Data supplied —
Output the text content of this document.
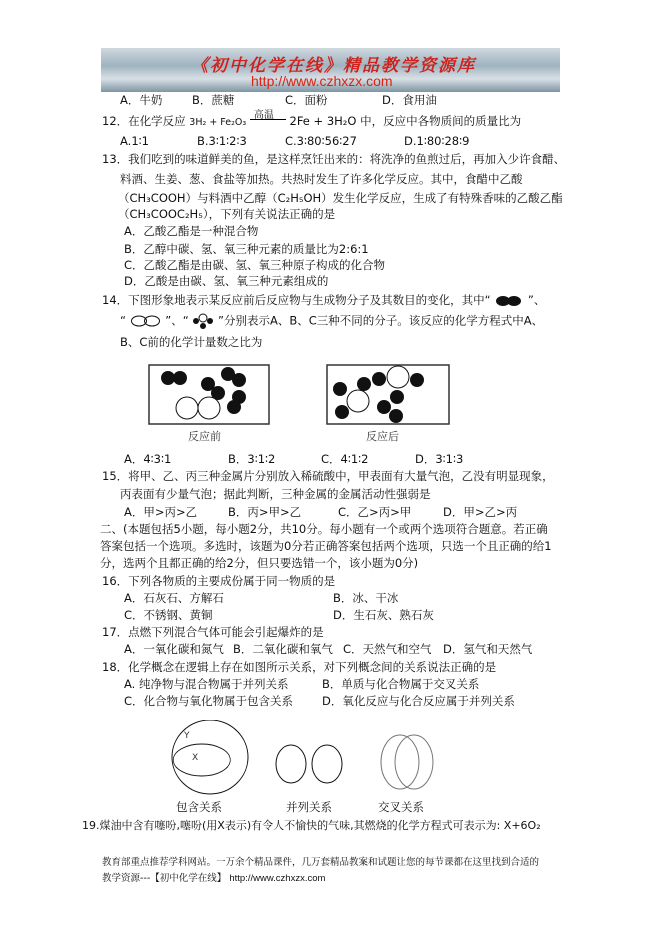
《初中化学在线》精品教学资源库
http://www.czhxzx.com
A．牛奶	B．蔗糖	C．面粉	D．食用油
12．在化学反应 3H₂ + Fe₂O₃
高温 2Fe + 3H₂O 中，反应中各物质间的质量比为
A.1∶1	B.3∶1∶2∶3	C.3∶80∶56∶27	D.1∶80∶28∶9
13．我们吃到的味道鲜美的鱼，是这样烹饪出来的：将洗净的鱼煎过后，再加入少许食醋、
料酒、生姜、葱、食盐等加热。共热时发生了许多化学反应。其中，食醋中乙酸
（CH₃COOH）与料酒中乙醇（C₂H₅OH）发生化学反应，生成了有特殊香味的乙酸乙酯
（CH₃COOC₂H₅），下列有关说法正确的是
A．乙酸乙酯是一种混合物
B．乙醇中碳、氢、氧三种元素的质量比为2:6:1
C．乙酸乙酯是由碳、氢、氧三种原子构成的化合物
D．乙酸是由碳、氢、氧三种元素组成的
14．下图形象地表示某反应前后反应物与生成物分子及其数目的变化，其中“	”、
“	”、“	”分别表示A、B、C三种不同的分子。该反应的化学方程式中A、
B、C前的化学计量数之比为
反应前	反应后
A．4∶3∶1	B．3∶1∶2	C．4∶1∶2	D．3∶1∶3
15．将甲、乙、丙三种金属片分别放入稀硫酸中，甲表面有大量气泡，乙没有明显现象，
丙表面有少量气泡；据此判断，三种金属的金属活动性强弱是
A．甲>丙>乙	B．丙>甲>乙	C．乙>丙>甲	D．甲>乙>丙
二、(本题包括5小题，每小题2分，共10分。每小题有一个或两个选项符合题意。若正确
答案包括一个选项。多选时，该题为0分若正确答案包括两个选项，只选一个且正确的给1
分，选两个且都正确的给2分，但只要选错一个，该小题为0分)
16．下列各物质的主要成份属于同一物质的是
A．石灰石、方解石	B．冰、干冰
C．不锈钢、黄铜	D．生石灰、熟石灰
17．点燃下列混合气体可能会引起爆炸的是
A．一氧化碳和氮气 B．二氧化碳和氧气 C．天然气和空气 D．氢气和天然气
18．化学概念在逻辑上存在如图所示关系，对下列概念间的关系说法正确的是
A. 纯净物与混合物属于并列关系	B．单质与化合物属于交叉关系
C．化合物与氧化物属于包含关系	D．氧化反应与化合反应属于并列关系
Y
X
包含关系	并列关系	交叉关系
19.煤油中含有噻吩,噻吩(用X表示)有令人不愉快的气味,其燃烧的化学方程式可表示为: X+6O₂
教育部重点推荐学科网站。一万余个精品课件，几万套精品教案和试题让您的每节课都在这里找到合适的
教学资源---【初中化学在线】 http://www.czhxzx.com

Challenge — Restate each line of the records exactly; pictures do not belong in the copy.

Solution below —
Output the text content of this document.
《初中化学在线》精品教学资源库
http://www.czhxzx.com
A．牛奶	B．蔗糖	C．面粉	D．食用油
12．在化学反应 3H₂ + Fe₂O₃
高温 2Fe + 3H₂O 中，反应中各物质间的质量比为
A.1∶1	B.3∶1∶2∶3	C.3∶80∶56∶27	D.1∶80∶28∶9
13．我们吃到的味道鲜美的鱼，是这样烹饪出来的：将洗净的鱼煎过后，再加入少许食醋、
料酒、生姜、葱、食盐等加热。共热时发生了许多化学反应。其中，食醋中乙酸
（CH₃COOH）与料酒中乙醇（C₂H₅OH）发生化学反应，生成了有特殊香味的乙酸乙酯
（CH₃COOC₂H₅），下列有关说法正确的是
A．乙酸乙酯是一种混合物
B．乙醇中碳、氢、氧三种元素的质量比为2:6:1
C．乙酸乙酯是由碳、氢、氧三种原子构成的化合物
D．乙酸是由碳、氢、氧三种元素组成的
14．下图形象地表示某反应前后反应物与生成物分子及其数目的变化，其中“	”、
“	”、“	”分别表示A、B、C三种不同的分子。该反应的化学方程式中A、
B、C前的化学计量数之比为
反应前	反应后
A．4∶3∶1	B．3∶1∶2	C．4∶1∶2	D．3∶1∶3
15．将甲、乙、丙三种金属片分别放入稀硫酸中，甲表面有大量气泡，乙没有明显现象，
丙表面有少量气泡；据此判断，三种金属的金属活动性强弱是
A．甲>丙>乙	B．丙>甲>乙	C．乙>丙>甲	D．甲>乙>丙
二、(本题包括5小题，每小题2分，共10分。每小题有一个或两个选项符合题意。若正确
答案包括一个选项。多选时，该题为0分若正确答案包括两个选项，只选一个且正确的给1
分，选两个且都正确的给2分，但只要选错一个，该小题为0分)
16．下列各物质的主要成份属于同一物质的是
A．石灰石、方解石	B．冰、干冰
C．不锈钢、黄铜	D．生石灰、熟石灰
17．点燃下列混合气体可能会引起爆炸的是
A．一氧化碳和氮气 B．二氧化碳和氧气 C．天然气和空气 D．氢气和天然气
18．化学概念在逻辑上存在如图所示关系，对下列概念间的关系说法正确的是
A. 纯净物与混合物属于并列关系	B．单质与化合物属于交叉关系
C．化合物与氧化物属于包含关系	D．氧化反应与化合反应属于并列关系
Y
X
包含关系	并列关系	交叉关系
19.煤油中含有噻吩,噻吩(用X表示)有令人不愉快的气味,其燃烧的化学方程式可表示为: X+6O₂
教育部重点推荐学科网站。一万余个精品课件，几万套精品教案和试题让您的每节课都在这里找到合适的
教学资源---【初中化学在线】 http://www.czhxzx.com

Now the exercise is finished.